Description of the task → Transcribe the material exactly. Images do not belong in the copy.

Supplied material →
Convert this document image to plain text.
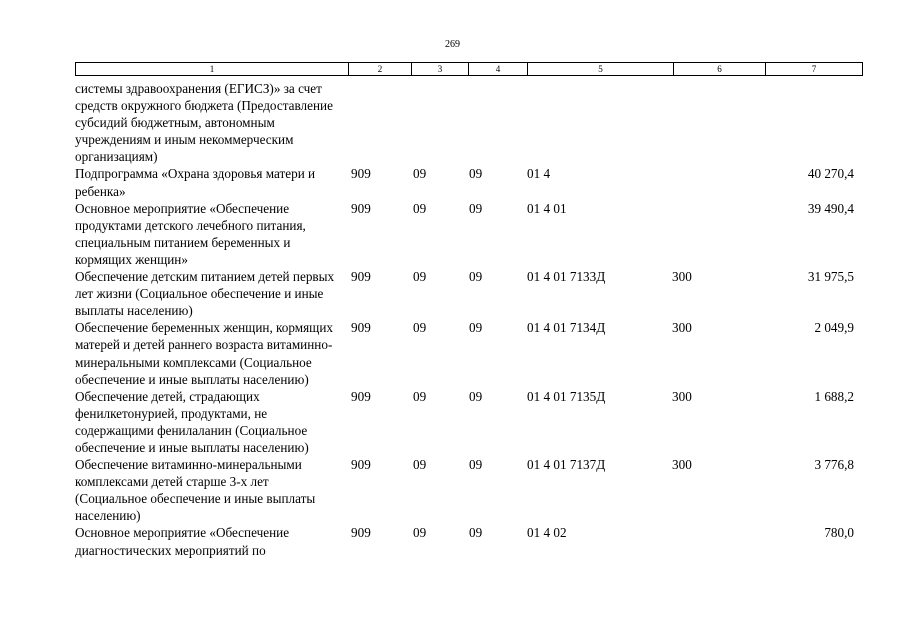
269
1	2	3	4	5	6	7
системы здравоохранения (ЕГИСЗ)» за счет средств окружного бюджета (Предоставление субсидий бюджетным, автономным учреждениям и иным некоммерческим организациям)						
Подпрограмма «Охрана здоровья матери и ребенка»	909	09	09	01 4		40 270,4
Основное мероприятие «Обеспечение продуктами детского лечебного питания, специальным питанием беременных и кормящих женщин»	909	09	09	01 4 01		39 490,4
Обеспечение детским питанием детей первых лет жизни (Социальное обеспечение и иные выплаты населению)	909	09	09	01 4 01 7133Д	300	31 975,5
Обеспечение беременных женщин, кормящих матерей и детей раннего возраста витаминно-минеральными комплексами (Социальное обеспечение и иные выплаты населению)	909	09	09	01 4 01 7134Д	300	2 049,9
Обеспечение детей, страдающих фенилкетонурией, продуктами, не содержащими фенилаланин (Социальное обеспечение и иные выплаты населению)	909	09	09	01 4 01 7135Д	300	1 688,2
Обеспечение витаминно-минеральными комплексами детей старше 3-х лет (Социальное обеспечение и иные выплаты населению)	909	09	09	01 4 01 7137Д	300	3 776,8
Основное мероприятие «Обеспечение диагностических мероприятий по	909	09	09	01 4 02		780,0
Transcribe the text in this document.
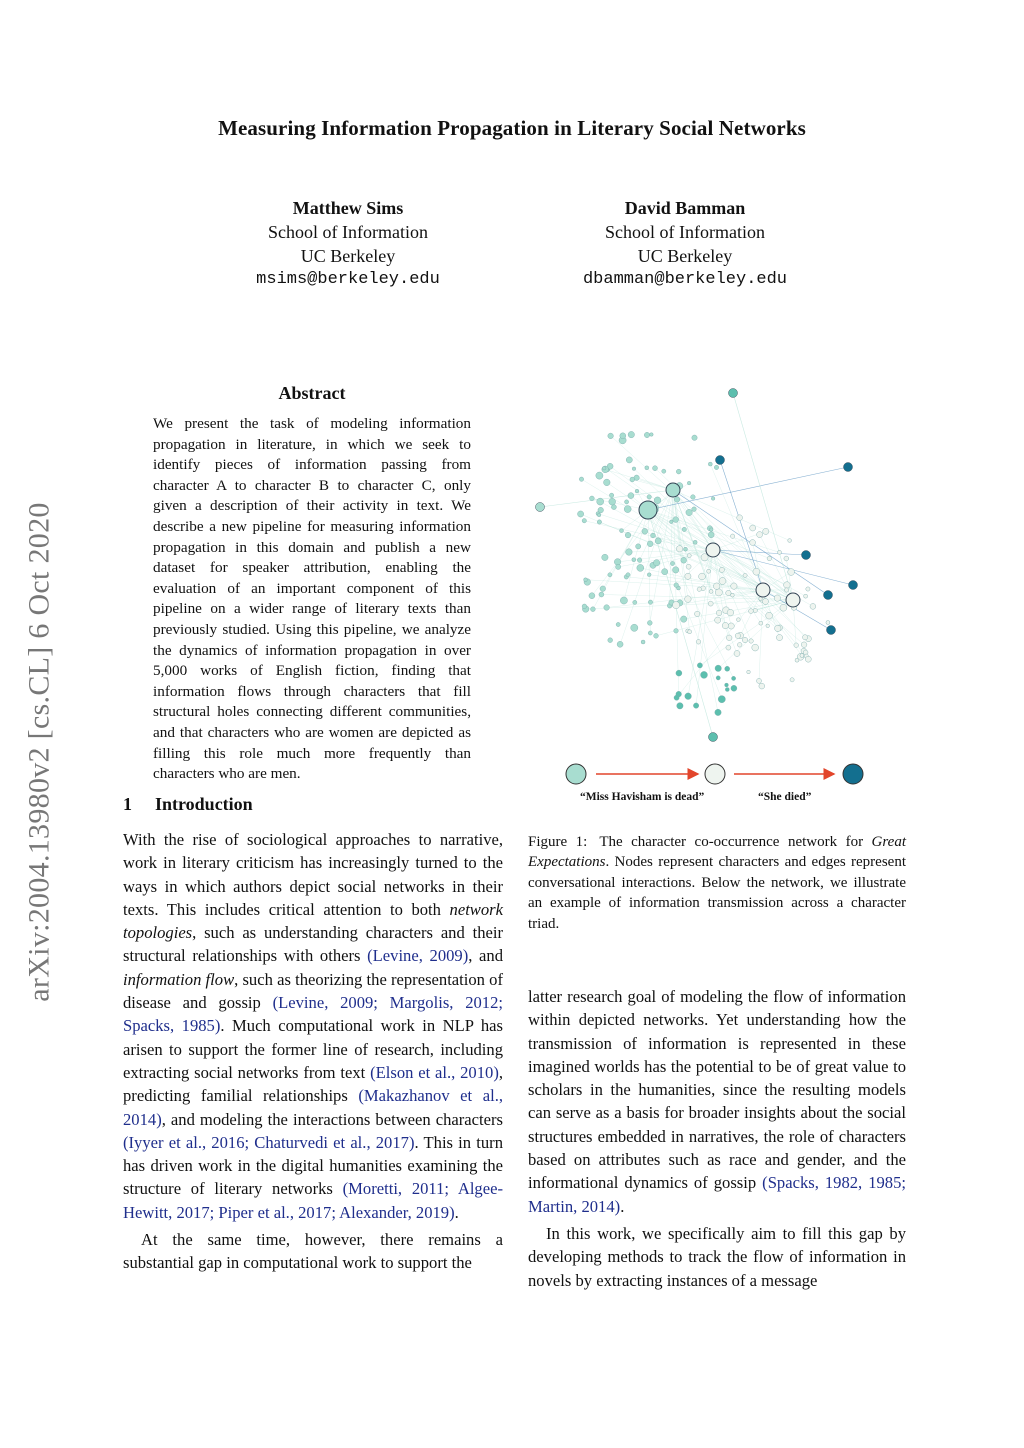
Measuring Information Propagation in Literary Social Networks
Matthew Sims
School of Information
UC Berkeley
msims@berkeley.edu
David Bamman
School of Information
UC Berkeley
dbamman@berkeley.edu
arXiv:2004.13980v2 [cs.CL] 6 Oct 2020
Abstract

We present the task of modeling information propagation in literature, in which we seek to identify pieces of information passing from character A to character B to character C, only given a description of their activity in text. We describe a new pipeline for measuring information propagation in this domain and publish a new dataset for speaker attribution, enabling the evaluation of an important component of this pipeline on a wider range of literary texts than previously studied. Using this pipeline, we analyze the dynamics of information propagation in over 5,000 works of English fiction, finding that information flows through characters that fill structural holes connecting different communities, and that characters who are women are depicted as filling this role much more frequently than characters who are men.

1 Introduction

With the rise of sociological approaches to narrative, work in literary criticism has increasingly turned to the ways in which authors depict social networks in their texts. This includes critical attention to both network topologies, such as understanding characters and their structural relationships with others (Levine, 2009), and information flow, such as theorizing the representation of disease and gossip (Levine, 2009; Margolis, 2012; Spacks, 1985). Much computational work in NLP has arisen to support the former line of research, including extracting social networks from text (Elson et al., 2010), predicting familial relationships (Makazhanov et al., 2014), and modeling the interactions between characters (Iyyer et al., 2016; Chaturvedi et al., 2017). This in turn has driven work in the digital humanities examining the structure of literary networks (Moretti, 2011; Algee-Hewitt, 2017; Piper et al., 2017; Alexander, 2019).

At the same time, however, there remains a substantial gap in computational work to support the

“Miss Havisham is dead”	“She died”
Figure 1: The character co-occurrence network for Great Expectations. Nodes represent characters and edges represent conversational interactions. Below the network, we illustrate an example of information transmission across a character triad.

latter research goal of modeling the flow of information within depicted networks. Yet understanding how the transmission of information is represented in these imagined worlds has the potential to be of great value to scholars in the humanities, since the resulting models can serve as a basis for broader insights about the social structures embedded in narratives, the role of characters based on attributes such as race and gender, and the informational dynamics of gossip (Spacks, 1982, 1985; Martin, 2014).

In this work, we specifically aim to fill this gap by developing methods to track the flow of information in novels by extracting instances of a message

Exercise solution →
Convert this document image to plain text.
269
1	2	3	4	5	6	7
системы здравоохранения (ЕГИСЗ)» за счет средств окружного бюджета (Предоставление субсидий бюджетным, автономным учреждениям и иным некоммерческим организациям)						
Подпрограмма «Охрана здоровья матери и ребенка»	909	09	09	01 4		40 270,4
Основное мероприятие «Обеспечение продуктами детского лечебного питания, специальным питанием беременных и кормящих женщин»	909	09	09	01 4 01		39 490,4
Обеспечение детским питанием детей первых лет жизни (Социальное обеспечение и иные выплаты населению)	909	09	09	01 4 01 7133Д	300	31 975,5
Обеспечение беременных женщин, кормящих матерей и детей раннего возраста витаминно-минеральными комплексами (Социальное обеспечение и иные выплаты населению)	909	09	09	01 4 01 7134Д	300	2 049,9
Обеспечение детей, страдающих фенилкетонурией, продуктами, не содержащими фенилаланин (Социальное обеспечение и иные выплаты населению)	909	09	09	01 4 01 7135Д	300	1 688,2
Обеспечение витаминно-минеральными комплексами детей старше 3-х лет (Социальное обеспечение и иные выплаты населению)	909	09	09	01 4 01 7137Д	300	3 776,8
Основное мероприятие «Обеспечение диагностических мероприятий по	909	09	09	01 4 02		780,0
Transcribe the text in this document.
Measuring Information Propagation in Literary Social Networks
Matthew Sims
School of Information
UC Berkeley
msims@berkeley.edu
David Bamman
School of Information
UC Berkeley
dbamman@berkeley.edu
arXiv:2004.13980v2 [cs.CL] 6 Oct 2020
Abstract

We present the task of modeling information propagation in literature, in which we seek to identify pieces of information passing from character A to character B to character C, only given a description of their activity in text. We describe a new pipeline for measuring information propagation in this domain and publish a new dataset for speaker attribution, enabling the evaluation of an important component of this pipeline on a wider range of literary texts than previously studied. Using this pipeline, we analyze the dynamics of information propagation in over 5,000 works of English fiction, finding that information flows through characters that fill structural holes connecting different communities, and that characters who are women are depicted as filling this role much more frequently than characters who are men.

1 Introduction

With the rise of sociological approaches to narrative, work in literary criticism has increasingly turned to the ways in which authors depict social networks in their texts. This includes critical attention to both network topologies, such as understanding characters and their structural relationships with others (Levine, 2009), and information flow, such as theorizing the representation of disease and gossip (Levine, 2009; Margolis, 2012; Spacks, 1985). Much computational work in NLP has arisen to support the former line of research, including extracting social networks from text (Elson et al., 2010), predicting familial relationships (Makazhanov et al., 2014), and modeling the interactions between characters (Iyyer et al., 2016; Chaturvedi et al., 2017). This in turn has driven work in the digital humanities examining the structure of literary networks (Moretti, 2011; Algee-Hewitt, 2017; Piper et al., 2017; Alexander, 2019).

At the same time, however, there remains a substantial gap in computational work to support the

“Miss Havisham is dead”	“She died”
Figure 1: The character co-occurrence network for Great Expectations. Nodes represent characters and edges represent conversational interactions. Below the network, we illustrate an example of information transmission across a character triad.

latter research goal of modeling the flow of information within depicted networks. Yet understanding how the transmission of information is represented in these imagined worlds has the potential to be of great value to scholars in the humanities, since the resulting models can serve as a basis for broader insights about the social structures embedded in narratives, the role of characters based on attributes such as race and gender, and the informational dynamics of gossip (Spacks, 1982, 1985; Martin, 2014).

In this work, we specifically aim to fill this gap by developing methods to track the flow of information in novels by extracting instances of a message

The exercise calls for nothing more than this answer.